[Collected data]
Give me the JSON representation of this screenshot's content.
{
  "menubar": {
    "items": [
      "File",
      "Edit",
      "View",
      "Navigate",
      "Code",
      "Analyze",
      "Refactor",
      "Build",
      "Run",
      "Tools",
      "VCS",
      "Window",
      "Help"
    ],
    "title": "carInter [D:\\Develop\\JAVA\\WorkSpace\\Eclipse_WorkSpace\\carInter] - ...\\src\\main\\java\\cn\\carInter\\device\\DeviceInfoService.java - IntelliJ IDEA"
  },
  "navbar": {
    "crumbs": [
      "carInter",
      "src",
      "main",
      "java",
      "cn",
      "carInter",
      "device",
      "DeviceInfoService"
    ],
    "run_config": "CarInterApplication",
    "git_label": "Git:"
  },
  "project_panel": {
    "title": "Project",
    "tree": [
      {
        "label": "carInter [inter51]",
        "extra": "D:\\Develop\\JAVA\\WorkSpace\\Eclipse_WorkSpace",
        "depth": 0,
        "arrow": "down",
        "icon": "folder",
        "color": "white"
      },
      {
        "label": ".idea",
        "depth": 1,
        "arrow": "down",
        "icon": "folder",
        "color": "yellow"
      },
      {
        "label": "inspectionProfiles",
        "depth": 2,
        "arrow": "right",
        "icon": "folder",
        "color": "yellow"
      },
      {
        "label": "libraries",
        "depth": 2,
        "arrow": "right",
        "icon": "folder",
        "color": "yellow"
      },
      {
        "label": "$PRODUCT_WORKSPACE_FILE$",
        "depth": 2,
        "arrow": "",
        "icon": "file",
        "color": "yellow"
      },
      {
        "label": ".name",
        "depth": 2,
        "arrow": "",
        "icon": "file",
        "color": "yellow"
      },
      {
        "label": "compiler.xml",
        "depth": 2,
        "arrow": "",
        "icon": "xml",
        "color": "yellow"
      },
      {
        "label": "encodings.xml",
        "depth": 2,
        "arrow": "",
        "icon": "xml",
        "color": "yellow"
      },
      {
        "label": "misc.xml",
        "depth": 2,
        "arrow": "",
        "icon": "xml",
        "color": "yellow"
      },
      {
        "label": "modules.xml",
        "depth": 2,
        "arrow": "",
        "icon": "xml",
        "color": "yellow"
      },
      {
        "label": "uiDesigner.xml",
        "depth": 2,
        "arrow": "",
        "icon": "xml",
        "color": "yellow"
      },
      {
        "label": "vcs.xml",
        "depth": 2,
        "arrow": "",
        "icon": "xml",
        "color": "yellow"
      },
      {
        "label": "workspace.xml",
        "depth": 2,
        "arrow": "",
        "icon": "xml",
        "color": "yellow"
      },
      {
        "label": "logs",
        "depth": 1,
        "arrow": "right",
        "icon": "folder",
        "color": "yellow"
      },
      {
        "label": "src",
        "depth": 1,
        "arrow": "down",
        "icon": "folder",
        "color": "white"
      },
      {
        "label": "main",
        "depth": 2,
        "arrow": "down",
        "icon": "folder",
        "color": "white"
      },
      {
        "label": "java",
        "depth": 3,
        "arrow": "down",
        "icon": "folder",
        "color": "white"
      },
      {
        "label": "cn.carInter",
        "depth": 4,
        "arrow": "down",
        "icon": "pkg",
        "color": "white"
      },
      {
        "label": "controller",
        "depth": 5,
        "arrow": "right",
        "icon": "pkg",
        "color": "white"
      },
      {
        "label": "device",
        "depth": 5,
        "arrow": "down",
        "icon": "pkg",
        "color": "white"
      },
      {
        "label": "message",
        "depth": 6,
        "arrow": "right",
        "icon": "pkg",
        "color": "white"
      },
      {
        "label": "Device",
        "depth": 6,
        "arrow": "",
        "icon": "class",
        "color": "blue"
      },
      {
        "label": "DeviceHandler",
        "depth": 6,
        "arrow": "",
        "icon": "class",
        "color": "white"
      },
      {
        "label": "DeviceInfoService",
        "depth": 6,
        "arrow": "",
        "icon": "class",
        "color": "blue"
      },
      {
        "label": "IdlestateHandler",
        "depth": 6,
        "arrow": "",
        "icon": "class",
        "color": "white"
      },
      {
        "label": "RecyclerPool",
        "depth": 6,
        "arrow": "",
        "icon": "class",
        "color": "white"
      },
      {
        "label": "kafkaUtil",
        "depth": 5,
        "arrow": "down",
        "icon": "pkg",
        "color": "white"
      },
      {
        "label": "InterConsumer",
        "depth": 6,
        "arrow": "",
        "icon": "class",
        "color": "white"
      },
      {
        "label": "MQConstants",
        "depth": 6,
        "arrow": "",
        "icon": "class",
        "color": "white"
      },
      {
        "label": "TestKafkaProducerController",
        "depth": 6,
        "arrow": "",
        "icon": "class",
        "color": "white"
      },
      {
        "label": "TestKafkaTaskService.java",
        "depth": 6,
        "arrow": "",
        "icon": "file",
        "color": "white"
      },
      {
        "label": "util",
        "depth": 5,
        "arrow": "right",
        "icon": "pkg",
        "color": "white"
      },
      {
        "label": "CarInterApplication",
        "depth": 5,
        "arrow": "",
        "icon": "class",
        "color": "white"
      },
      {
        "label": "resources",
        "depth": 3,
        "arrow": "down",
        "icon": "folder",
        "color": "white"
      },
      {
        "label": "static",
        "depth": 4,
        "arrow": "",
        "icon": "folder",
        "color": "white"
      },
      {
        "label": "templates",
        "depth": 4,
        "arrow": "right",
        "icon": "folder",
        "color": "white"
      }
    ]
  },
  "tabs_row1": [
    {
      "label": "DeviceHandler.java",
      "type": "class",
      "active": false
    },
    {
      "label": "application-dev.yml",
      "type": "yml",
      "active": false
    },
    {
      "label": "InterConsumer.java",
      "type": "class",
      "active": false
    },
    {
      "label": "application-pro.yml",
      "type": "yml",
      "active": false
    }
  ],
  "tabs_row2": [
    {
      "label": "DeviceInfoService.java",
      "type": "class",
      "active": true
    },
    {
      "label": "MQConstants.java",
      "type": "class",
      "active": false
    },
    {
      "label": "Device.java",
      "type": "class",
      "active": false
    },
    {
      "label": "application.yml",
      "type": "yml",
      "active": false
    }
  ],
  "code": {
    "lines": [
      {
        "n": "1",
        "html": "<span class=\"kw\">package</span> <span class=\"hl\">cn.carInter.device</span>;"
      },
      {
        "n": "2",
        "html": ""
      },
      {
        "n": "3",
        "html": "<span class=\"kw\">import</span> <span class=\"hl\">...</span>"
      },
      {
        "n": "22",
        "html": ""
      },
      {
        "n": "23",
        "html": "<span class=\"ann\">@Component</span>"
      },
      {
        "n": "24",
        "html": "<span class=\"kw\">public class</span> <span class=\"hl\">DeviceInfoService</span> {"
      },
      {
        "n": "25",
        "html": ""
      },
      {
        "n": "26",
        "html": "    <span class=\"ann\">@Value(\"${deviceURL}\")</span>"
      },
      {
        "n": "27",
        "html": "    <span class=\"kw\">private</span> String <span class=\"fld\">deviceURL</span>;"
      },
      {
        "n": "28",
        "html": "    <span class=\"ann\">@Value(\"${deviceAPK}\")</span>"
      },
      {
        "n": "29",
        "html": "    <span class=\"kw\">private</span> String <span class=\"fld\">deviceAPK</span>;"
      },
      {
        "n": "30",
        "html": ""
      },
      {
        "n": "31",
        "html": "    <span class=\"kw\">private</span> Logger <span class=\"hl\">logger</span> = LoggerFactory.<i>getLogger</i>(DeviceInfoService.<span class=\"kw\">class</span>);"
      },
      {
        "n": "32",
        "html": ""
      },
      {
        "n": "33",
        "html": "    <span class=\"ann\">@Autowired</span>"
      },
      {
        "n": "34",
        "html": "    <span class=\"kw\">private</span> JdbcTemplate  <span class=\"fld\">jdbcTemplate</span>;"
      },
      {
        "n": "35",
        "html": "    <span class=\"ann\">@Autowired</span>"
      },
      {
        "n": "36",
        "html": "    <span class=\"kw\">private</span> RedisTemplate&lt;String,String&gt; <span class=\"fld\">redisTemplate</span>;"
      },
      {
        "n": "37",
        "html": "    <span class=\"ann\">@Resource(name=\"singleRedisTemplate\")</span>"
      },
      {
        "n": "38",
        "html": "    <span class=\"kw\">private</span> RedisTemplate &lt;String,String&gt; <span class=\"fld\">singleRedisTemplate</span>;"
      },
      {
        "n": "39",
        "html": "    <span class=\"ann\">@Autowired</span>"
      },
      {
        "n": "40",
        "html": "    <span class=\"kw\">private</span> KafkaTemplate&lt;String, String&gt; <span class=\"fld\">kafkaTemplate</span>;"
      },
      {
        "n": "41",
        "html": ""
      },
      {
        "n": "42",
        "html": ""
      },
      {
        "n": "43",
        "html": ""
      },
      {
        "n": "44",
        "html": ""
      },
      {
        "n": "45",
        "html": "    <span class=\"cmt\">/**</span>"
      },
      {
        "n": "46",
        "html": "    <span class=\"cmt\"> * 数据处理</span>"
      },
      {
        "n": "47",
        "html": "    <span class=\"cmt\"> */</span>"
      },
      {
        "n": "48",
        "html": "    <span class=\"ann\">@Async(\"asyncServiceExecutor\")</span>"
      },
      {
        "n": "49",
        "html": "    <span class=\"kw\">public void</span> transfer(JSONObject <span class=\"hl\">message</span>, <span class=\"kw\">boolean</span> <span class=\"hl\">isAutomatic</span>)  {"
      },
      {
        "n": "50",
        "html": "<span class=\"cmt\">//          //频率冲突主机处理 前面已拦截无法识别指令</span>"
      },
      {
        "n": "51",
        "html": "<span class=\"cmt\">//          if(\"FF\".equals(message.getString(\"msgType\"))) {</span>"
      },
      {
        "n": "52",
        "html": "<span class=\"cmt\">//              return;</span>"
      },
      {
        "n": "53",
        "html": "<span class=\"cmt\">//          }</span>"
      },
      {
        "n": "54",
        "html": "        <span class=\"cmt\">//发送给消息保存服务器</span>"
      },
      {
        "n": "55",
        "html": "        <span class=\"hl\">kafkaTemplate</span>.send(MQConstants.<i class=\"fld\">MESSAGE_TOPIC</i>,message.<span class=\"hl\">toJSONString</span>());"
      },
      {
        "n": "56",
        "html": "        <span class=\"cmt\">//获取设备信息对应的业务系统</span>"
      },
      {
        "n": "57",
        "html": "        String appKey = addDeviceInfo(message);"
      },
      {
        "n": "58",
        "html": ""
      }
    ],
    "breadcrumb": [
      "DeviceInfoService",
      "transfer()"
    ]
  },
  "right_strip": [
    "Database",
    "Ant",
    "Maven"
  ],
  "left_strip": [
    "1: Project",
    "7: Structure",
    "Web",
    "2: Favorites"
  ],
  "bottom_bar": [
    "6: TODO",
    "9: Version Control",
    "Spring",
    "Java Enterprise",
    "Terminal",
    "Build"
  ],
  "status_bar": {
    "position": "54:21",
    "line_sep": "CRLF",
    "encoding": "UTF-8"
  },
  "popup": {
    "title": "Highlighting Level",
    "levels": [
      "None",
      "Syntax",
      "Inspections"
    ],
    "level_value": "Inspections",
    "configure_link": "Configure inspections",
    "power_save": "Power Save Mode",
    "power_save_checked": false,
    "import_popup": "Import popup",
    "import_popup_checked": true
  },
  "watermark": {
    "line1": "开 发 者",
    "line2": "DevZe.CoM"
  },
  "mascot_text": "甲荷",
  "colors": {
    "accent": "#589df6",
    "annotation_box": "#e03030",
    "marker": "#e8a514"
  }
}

What you are asked to do: Write only the number of lines in the records that include the word "name".

Result: 2